EXERCISE BRIEF
Reproduce the lines of the material exactly, excluding every image.

MATERIALS PROVIDED
────────────────────────────────────────
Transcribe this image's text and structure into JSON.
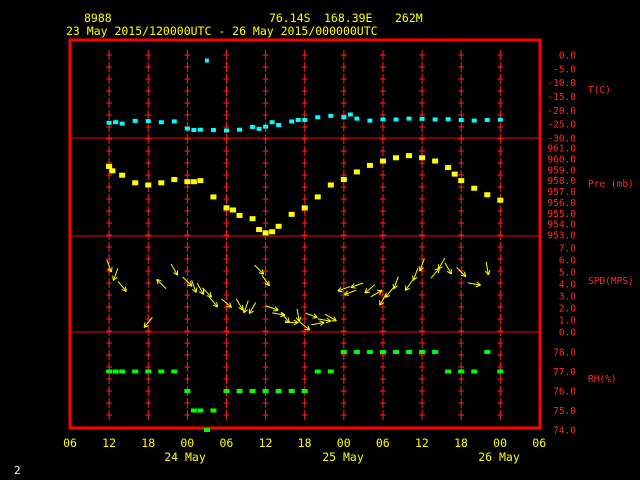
{
  "header": {
    "station": "8988",
    "lat": "76.14S",
    "lon": "168.39E",
    "elev": "262M",
    "period": "23 May 2015/120000UTC - 26 May 2015/000000UTC"
  },
  "corner_label": "2",
  "colors": {
    "frame": "#ff0000",
    "temp": "#00ffff",
    "pressure": "#ffff00",
    "wind": "#ffff00",
    "rh": "#00ff00",
    "labels": "#ffff00",
    "axis_text": "#ff2a2a"
  },
  "chart_data": [
    {
      "type": "scatter",
      "name": "T(C)",
      "ylabel": "T(C)",
      "ylim": [
        -30.0,
        0.0
      ],
      "yticks": [
        "0.0",
        "-5.0",
        "-10.0",
        "-15.0",
        "-20.0",
        "-25.0",
        "-30.0"
      ],
      "x_hours": [
        12,
        13,
        14,
        16,
        18,
        20,
        22,
        24,
        25,
        26,
        28,
        30,
        32,
        34,
        35,
        36,
        37,
        38,
        40,
        41,
        42,
        44,
        46,
        48,
        49,
        50,
        52,
        54,
        56,
        58,
        60,
        62,
        64,
        66,
        68,
        70,
        72
      ],
      "values": [
        -24.5,
        -24.3,
        -24.8,
        -23.8,
        -23.9,
        -24.3,
        -24.0,
        -26.6,
        -27.1,
        -27.0,
        -27.1,
        -27.3,
        -27.0,
        -26.0,
        -26.7,
        -25.9,
        -24.3,
        -25.3,
        -24.0,
        -23.5,
        -23.5,
        -22.5,
        -22.0,
        -22.5,
        -21.5,
        -23.0,
        -23.7,
        -23.3,
        -23.3,
        -23.0,
        -23.1,
        -23.3,
        -23.2,
        -23.5,
        -23.7,
        -23.5,
        -23.4
      ],
      "outliers": [
        {
          "x_hour": 27,
          "value": -2.0
        }
      ]
    },
    {
      "type": "scatter",
      "name": "Pre (mb)",
      "ylabel": "Pre (mb)",
      "ylim": [
        953.0,
        961.0
      ],
      "yticks": [
        "961.0",
        "960.0",
        "959.0",
        "958.0",
        "957.0",
        "956.0",
        "955.0",
        "954.0",
        "953.0"
      ],
      "x_hours": [
        12,
        12.5,
        14,
        16,
        18,
        20,
        22,
        24,
        25,
        26,
        28,
        30,
        31,
        32,
        34,
        35,
        36,
        37,
        38,
        40,
        42,
        44,
        46,
        48,
        50,
        52,
        54,
        56,
        58,
        60,
        62,
        64,
        65,
        66,
        68,
        70,
        72
      ],
      "values": [
        959.3,
        958.9,
        958.5,
        957.8,
        957.6,
        957.8,
        958.1,
        957.9,
        957.9,
        958.0,
        956.5,
        955.5,
        955.3,
        954.8,
        954.5,
        953.5,
        953.2,
        953.3,
        953.8,
        954.9,
        955.5,
        956.5,
        957.6,
        958.1,
        958.8,
        959.4,
        959.8,
        960.1,
        960.3,
        960.1,
        959.8,
        959.2,
        958.6,
        958.0,
        957.3,
        956.7,
        956.2
      ]
    },
    {
      "type": "scatter",
      "name": "SPD(MPS)",
      "ylabel": "SPD(MPS)",
      "ylim": [
        0.0,
        7.0
      ],
      "yticks": [
        "7.0",
        "6.0",
        "5.0",
        "4.0",
        "3.0",
        "2.0",
        "1.0",
        "0.0"
      ],
      "x_hours": [
        12,
        13,
        14,
        18,
        20,
        22,
        24,
        25,
        26,
        27,
        28,
        30,
        32,
        33,
        34,
        35,
        36,
        37,
        38,
        39,
        40,
        41,
        42,
        43,
        44,
        45,
        46,
        48,
        49,
        50,
        52,
        53,
        54,
        55,
        56,
        58,
        59,
        60,
        62,
        63,
        64,
        66,
        68,
        70
      ],
      "values": [
        5.5,
        4.8,
        3.8,
        0.8,
        4.0,
        5.2,
        4.2,
        3.8,
        3.6,
        3.3,
        2.5,
        2.4,
        2.3,
        2.1,
        2.0,
        5.2,
        4.3,
        2.0,
        1.5,
        1.2,
        0.8,
        1.4,
        0.5,
        1.4,
        0.7,
        1.0,
        1.2,
        3.6,
        3.3,
        3.9,
        3.6,
        3.2,
        2.7,
        3.3,
        4.1,
        3.9,
        4.8,
        5.6,
        4.9,
        5.7,
        5.3,
        5.0,
        4.0,
        5.3
      ],
      "directions_deg": [
        160,
        200,
        140,
        220,
        315,
        150,
        135,
        160,
        150,
        135,
        140,
        130,
        150,
        200,
        210,
        135,
        145,
        110,
        100,
        140,
        90,
        170,
        130,
        110,
        80,
        100,
        120,
        250,
        250,
        250,
        230,
        60,
        210,
        220,
        200,
        215,
        200,
        200,
        40,
        210,
        150,
        135,
        100,
        170
      ]
    },
    {
      "type": "scatter",
      "name": "RH(%)",
      "ylabel": "RH(%)",
      "ylim": [
        74.0,
        78.0
      ],
      "yticks": [
        "78.0",
        "77.0",
        "76.0",
        "75.0",
        "74.0"
      ],
      "x_hours": [
        12,
        13,
        14,
        16,
        18,
        20,
        22,
        24,
        25,
        26,
        28,
        30,
        32,
        34,
        36,
        38,
        40,
        42,
        44,
        46,
        48,
        50,
        52,
        54,
        56,
        58,
        60,
        62,
        64,
        66,
        68,
        70,
        72,
        27
      ],
      "values": [
        77.0,
        77.0,
        77.0,
        77.0,
        77.0,
        77.0,
        77.0,
        76.0,
        75.0,
        75.0,
        75.0,
        76.0,
        76.0,
        76.0,
        76.0,
        76.0,
        76.0,
        76.0,
        77.0,
        77.0,
        78.0,
        78.0,
        78.0,
        78.0,
        78.0,
        78.0,
        78.0,
        78.0,
        77.0,
        77.0,
        77.0,
        78.0,
        77.0,
        74.0
      ]
    }
  ],
  "x_axis": {
    "hour_labels": [
      "06",
      "12",
      "18",
      "00",
      "06",
      "12",
      "18",
      "00",
      "06",
      "12",
      "18",
      "00",
      "06"
    ],
    "date_labels": [
      "24 May",
      "25 May",
      "26 May"
    ]
  }
}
────────────────────────────────────────
SOLUTION
Transcribe this image's text and structure into JSON.
{
  "header": {
    "station": "8988",
    "lat": "76.14S",
    "lon": "168.39E",
    "elev": "262M",
    "period": "23 May 2015/120000UTC - 26 May 2015/000000UTC"
  },
  "corner_label": "2",
  "colors": {
    "frame": "#ff0000",
    "temp": "#00ffff",
    "pressure": "#ffff00",
    "wind": "#ffff00",
    "rh": "#00ff00",
    "labels": "#ffff00",
    "axis_text": "#ff2a2a"
  },
  "chart_data": [
    {
      "type": "scatter",
      "name": "T(C)",
      "ylabel": "T(C)",
      "ylim": [
        -30.0,
        0.0
      ],
      "yticks": [
        "0.0",
        "-5.0",
        "-10.0",
        "-15.0",
        "-20.0",
        "-25.0",
        "-30.0"
      ],
      "x_hours": [
        12,
        13,
        14,
        16,
        18,
        20,
        22,
        24,
        25,
        26,
        28,
        30,
        32,
        34,
        35,
        36,
        37,
        38,
        40,
        41,
        42,
        44,
        46,
        48,
        49,
        50,
        52,
        54,
        56,
        58,
        60,
        62,
        64,
        66,
        68,
        70,
        72
      ],
      "values": [
        -24.5,
        -24.3,
        -24.8,
        -23.8,
        -23.9,
        -24.3,
        -24.0,
        -26.6,
        -27.1,
        -27.0,
        -27.1,
        -27.3,
        -27.0,
        -26.0,
        -26.7,
        -25.9,
        -24.3,
        -25.3,
        -24.0,
        -23.5,
        -23.5,
        -22.5,
        -22.0,
        -22.5,
        -21.5,
        -23.0,
        -23.7,
        -23.3,
        -23.3,
        -23.0,
        -23.1,
        -23.3,
        -23.2,
        -23.5,
        -23.7,
        -23.5,
        -23.4
      ],
      "outliers": [
        {
          "x_hour": 27,
          "value": -2.0
        }
      ]
    },
    {
      "type": "scatter",
      "name": "Pre (mb)",
      "ylabel": "Pre (mb)",
      "ylim": [
        953.0,
        961.0
      ],
      "yticks": [
        "961.0",
        "960.0",
        "959.0",
        "958.0",
        "957.0",
        "956.0",
        "955.0",
        "954.0",
        "953.0"
      ],
      "x_hours": [
        12,
        12.5,
        14,
        16,
        18,
        20,
        22,
        24,
        25,
        26,
        28,
        30,
        31,
        32,
        34,
        35,
        36,
        37,
        38,
        40,
        42,
        44,
        46,
        48,
        50,
        52,
        54,
        56,
        58,
        60,
        62,
        64,
        65,
        66,
        68,
        70,
        72
      ],
      "values": [
        959.3,
        958.9,
        958.5,
        957.8,
        957.6,
        957.8,
        958.1,
        957.9,
        957.9,
        958.0,
        956.5,
        955.5,
        955.3,
        954.8,
        954.5,
        953.5,
        953.2,
        953.3,
        953.8,
        954.9,
        955.5,
        956.5,
        957.6,
        958.1,
        958.8,
        959.4,
        959.8,
        960.1,
        960.3,
        960.1,
        959.8,
        959.2,
        958.6,
        958.0,
        957.3,
        956.7,
        956.2
      ]
    },
    {
      "type": "scatter",
      "name": "SPD(MPS)",
      "ylabel": "SPD(MPS)",
      "ylim": [
        0.0,
        7.0
      ],
      "yticks": [
        "7.0",
        "6.0",
        "5.0",
        "4.0",
        "3.0",
        "2.0",
        "1.0",
        "0.0"
      ],
      "x_hours": [
        12,
        13,
        14,
        18,
        20,
        22,
        24,
        25,
        26,
        27,
        28,
        30,
        32,
        33,
        34,
        35,
        36,
        37,
        38,
        39,
        40,
        41,
        42,
        43,
        44,
        45,
        46,
        48,
        49,
        50,
        52,
        53,
        54,
        55,
        56,
        58,
        59,
        60,
        62,
        63,
        64,
        66,
        68,
        70
      ],
      "values": [
        5.5,
        4.8,
        3.8,
        0.8,
        4.0,
        5.2,
        4.2,
        3.8,
        3.6,
        3.3,
        2.5,
        2.4,
        2.3,
        2.1,
        2.0,
        5.2,
        4.3,
        2.0,
        1.5,
        1.2,
        0.8,
        1.4,
        0.5,
        1.4,
        0.7,
        1.0,
        1.2,
        3.6,
        3.3,
        3.9,
        3.6,
        3.2,
        2.7,
        3.3,
        4.1,
        3.9,
        4.8,
        5.6,
        4.9,
        5.7,
        5.3,
        5.0,
        4.0,
        5.3
      ],
      "directions_deg": [
        160,
        200,
        140,
        220,
        315,
        150,
        135,
        160,
        150,
        135,
        140,
        130,
        150,
        200,
        210,
        135,
        145,
        110,
        100,
        140,
        90,
        170,
        130,
        110,
        80,
        100,
        120,
        250,
        250,
        250,
        230,
        60,
        210,
        220,
        200,
        215,
        200,
        200,
        40,
        210,
        150,
        135,
        100,
        170
      ]
    },
    {
      "type": "scatter",
      "name": "RH(%)",
      "ylabel": "RH(%)",
      "ylim": [
        74.0,
        78.0
      ],
      "yticks": [
        "78.0",
        "77.0",
        "76.0",
        "75.0",
        "74.0"
      ],
      "x_hours": [
        12,
        13,
        14,
        16,
        18,
        20,
        22,
        24,
        25,
        26,
        28,
        30,
        32,
        34,
        36,
        38,
        40,
        42,
        44,
        46,
        48,
        50,
        52,
        54,
        56,
        58,
        60,
        62,
        64,
        66,
        68,
        70,
        72,
        27
      ],
      "values": [
        77.0,
        77.0,
        77.0,
        77.0,
        77.0,
        77.0,
        77.0,
        76.0,
        75.0,
        75.0,
        75.0,
        76.0,
        76.0,
        76.0,
        76.0,
        76.0,
        76.0,
        76.0,
        77.0,
        77.0,
        78.0,
        78.0,
        78.0,
        78.0,
        78.0,
        78.0,
        78.0,
        78.0,
        77.0,
        77.0,
        77.0,
        78.0,
        77.0,
        74.0
      ]
    }
  ],
  "x_axis": {
    "hour_labels": [
      "06",
      "12",
      "18",
      "00",
      "06",
      "12",
      "18",
      "00",
      "06",
      "12",
      "18",
      "00",
      "06"
    ],
    "date_labels": [
      "24 May",
      "25 May",
      "26 May"
    ]
  }
}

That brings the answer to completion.